The records below must be copied in full; omit the images.

--- Start of Records ---

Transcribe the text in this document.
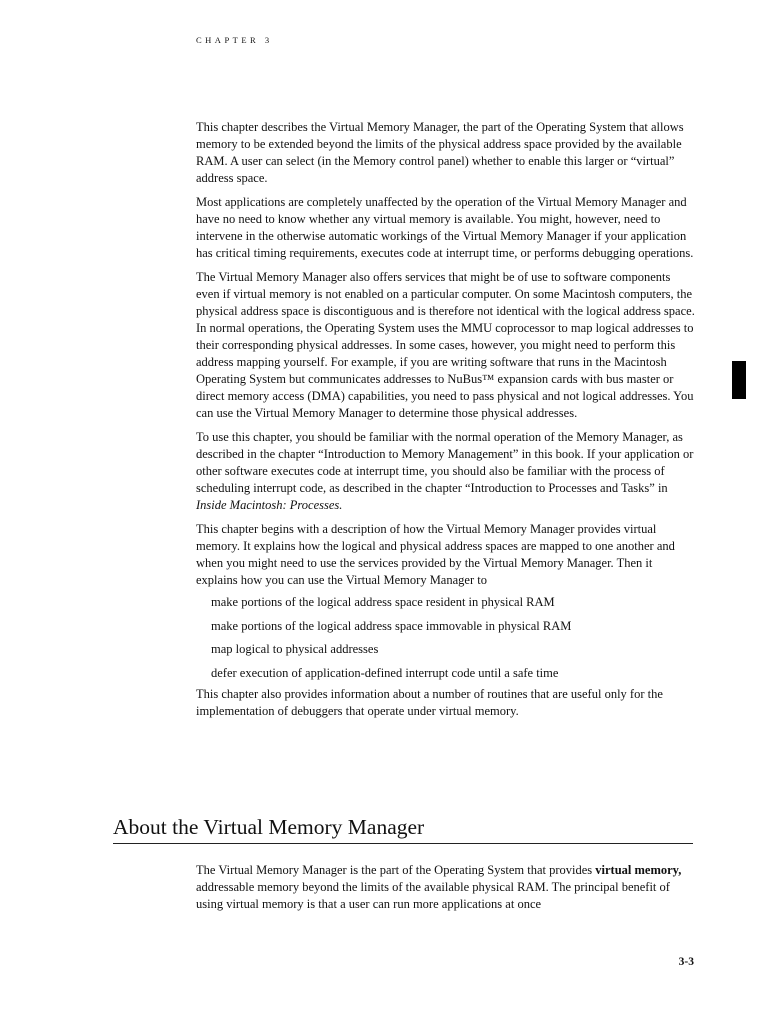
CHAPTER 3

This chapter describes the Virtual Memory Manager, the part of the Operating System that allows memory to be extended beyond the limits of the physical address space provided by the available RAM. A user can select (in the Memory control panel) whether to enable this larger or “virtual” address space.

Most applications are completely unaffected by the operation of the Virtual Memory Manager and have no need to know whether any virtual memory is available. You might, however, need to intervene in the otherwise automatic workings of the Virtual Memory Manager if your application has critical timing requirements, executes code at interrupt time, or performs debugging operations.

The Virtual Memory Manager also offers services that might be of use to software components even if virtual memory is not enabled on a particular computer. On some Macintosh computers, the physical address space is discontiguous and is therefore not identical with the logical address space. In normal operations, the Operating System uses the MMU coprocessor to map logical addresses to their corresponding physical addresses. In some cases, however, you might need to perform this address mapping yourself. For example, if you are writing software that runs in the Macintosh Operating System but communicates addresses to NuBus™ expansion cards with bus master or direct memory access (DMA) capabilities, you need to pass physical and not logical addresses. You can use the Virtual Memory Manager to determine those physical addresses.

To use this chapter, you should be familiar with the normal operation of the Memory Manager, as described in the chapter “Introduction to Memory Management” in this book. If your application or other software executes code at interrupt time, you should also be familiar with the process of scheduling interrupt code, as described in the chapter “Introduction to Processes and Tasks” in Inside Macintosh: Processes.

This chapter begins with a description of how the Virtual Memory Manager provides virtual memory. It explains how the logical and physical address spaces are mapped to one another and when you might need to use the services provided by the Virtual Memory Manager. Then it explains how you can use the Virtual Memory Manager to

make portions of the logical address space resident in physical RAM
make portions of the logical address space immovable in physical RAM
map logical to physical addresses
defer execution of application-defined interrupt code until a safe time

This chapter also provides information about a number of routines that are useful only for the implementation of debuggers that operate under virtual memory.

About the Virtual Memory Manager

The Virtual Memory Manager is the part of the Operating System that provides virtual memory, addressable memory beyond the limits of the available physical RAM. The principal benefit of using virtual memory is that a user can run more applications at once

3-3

--- End of Records ---

§ Correct result:
Transcribe the text in this document.
CHAPTER 3

This chapter describes the Virtual Memory Manager, the part of the Operating System that allows memory to be extended beyond the limits of the physical address space provided by the available RAM. A user can select (in the Memory control panel) whether to enable this larger or “virtual” address space.

Most applications are completely unaffected by the operation of the Virtual Memory Manager and have no need to know whether any virtual memory is available. You might, however, need to intervene in the otherwise automatic workings of the Virtual Memory Manager if your application has critical timing requirements, executes code at interrupt time, or performs debugging operations.

The Virtual Memory Manager also offers services that might be of use to software components even if virtual memory is not enabled on a particular computer. On some Macintosh computers, the physical address space is discontiguous and is therefore not identical with the logical address space. In normal operations, the Operating System uses the MMU coprocessor to map logical addresses to their corresponding physical addresses. In some cases, however, you might need to perform this address mapping yourself. For example, if you are writing software that runs in the Macintosh Operating System but communicates addresses to NuBus™ expansion cards with bus master or direct memory access (DMA) capabilities, you need to pass physical and not logical addresses. You can use the Virtual Memory Manager to determine those physical addresses.

To use this chapter, you should be familiar with the normal operation of the Memory Manager, as described in the chapter “Introduction to Memory Management” in this book. If your application or other software executes code at interrupt time, you should also be familiar with the process of scheduling interrupt code, as described in the chapter “Introduction to Processes and Tasks” in Inside Macintosh: Processes.

This chapter begins with a description of how the Virtual Memory Manager provides virtual memory. It explains how the logical and physical address spaces are mapped to one another and when you might need to use the services provided by the Virtual Memory Manager. Then it explains how you can use the Virtual Memory Manager to

make portions of the logical address space resident in physical RAM
make portions of the logical address space immovable in physical RAM
map logical to physical addresses
defer execution of application-defined interrupt code until a safe time

This chapter also provides information about a number of routines that are useful only for the implementation of debuggers that operate under virtual memory.

About the Virtual Memory Manager

The Virtual Memory Manager is the part of the Operating System that provides virtual memory, addressable memory beyond the limits of the available physical RAM. The principal benefit of using virtual memory is that a user can run more applications at once

3-3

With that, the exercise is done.